* _What the exercise asks_
Copy the rows below, substituting "y-axis-label" for each occurrence of "y-tick-label" and leaving everything else unchanged.

-- Working data start --

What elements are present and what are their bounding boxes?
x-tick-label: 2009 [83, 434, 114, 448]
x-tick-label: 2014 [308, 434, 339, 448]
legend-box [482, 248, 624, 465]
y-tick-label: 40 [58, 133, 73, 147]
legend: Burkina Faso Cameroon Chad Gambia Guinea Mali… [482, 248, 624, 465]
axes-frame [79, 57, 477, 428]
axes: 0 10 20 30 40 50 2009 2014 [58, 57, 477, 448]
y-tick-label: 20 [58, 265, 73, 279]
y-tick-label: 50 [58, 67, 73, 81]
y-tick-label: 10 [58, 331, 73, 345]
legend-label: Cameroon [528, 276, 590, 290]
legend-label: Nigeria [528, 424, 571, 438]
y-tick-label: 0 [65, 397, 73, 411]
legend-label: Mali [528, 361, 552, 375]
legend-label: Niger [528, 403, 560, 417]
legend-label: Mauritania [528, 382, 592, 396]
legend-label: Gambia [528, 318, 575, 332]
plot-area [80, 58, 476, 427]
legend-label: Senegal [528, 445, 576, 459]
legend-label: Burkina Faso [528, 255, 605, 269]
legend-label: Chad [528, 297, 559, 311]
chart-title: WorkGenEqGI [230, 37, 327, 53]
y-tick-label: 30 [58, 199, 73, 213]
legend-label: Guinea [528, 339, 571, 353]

-- Working data end --

* _Task answer_
What elements are present and what are their bounding boxes?
x-tick-label: 2009 [83, 434, 114, 448]
x-tick-label: 2014 [308, 434, 339, 448]
legend-box [482, 248, 624, 465]
y-axis-label: 40 [58, 133, 73, 147]
legend: Burkina Faso Cameroon Chad Gambia Guinea Mali… [482, 248, 624, 465]
axes-frame [79, 57, 477, 428]
axes: 0 10 20 30 40 50 2009 2014 [58, 57, 477, 448]
y-axis-label: 20 [58, 265, 73, 279]
y-axis-label: 50 [58, 67, 73, 81]
y-axis-label: 10 [58, 331, 73, 345]
legend-label: Cameroon [528, 276, 590, 290]
legend-label: Nigeria [528, 424, 571, 438]
y-axis-label: 0 [65, 397, 73, 411]
legend-label: Mali [528, 361, 552, 375]
legend-label: Niger [528, 403, 560, 417]
legend-label: Mauritania [528, 382, 592, 396]
legend-label: Gambia [528, 318, 575, 332]
plot-area [80, 58, 476, 427]
legend-label: Senegal [528, 445, 576, 459]
legend-label: Burkina Faso [528, 255, 605, 269]
legend-label: Chad [528, 297, 559, 311]
chart-title: WorkGenEqGI [230, 37, 327, 53]
y-axis-label: 30 [58, 199, 73, 213]
legend-label: Guinea [528, 339, 571, 353]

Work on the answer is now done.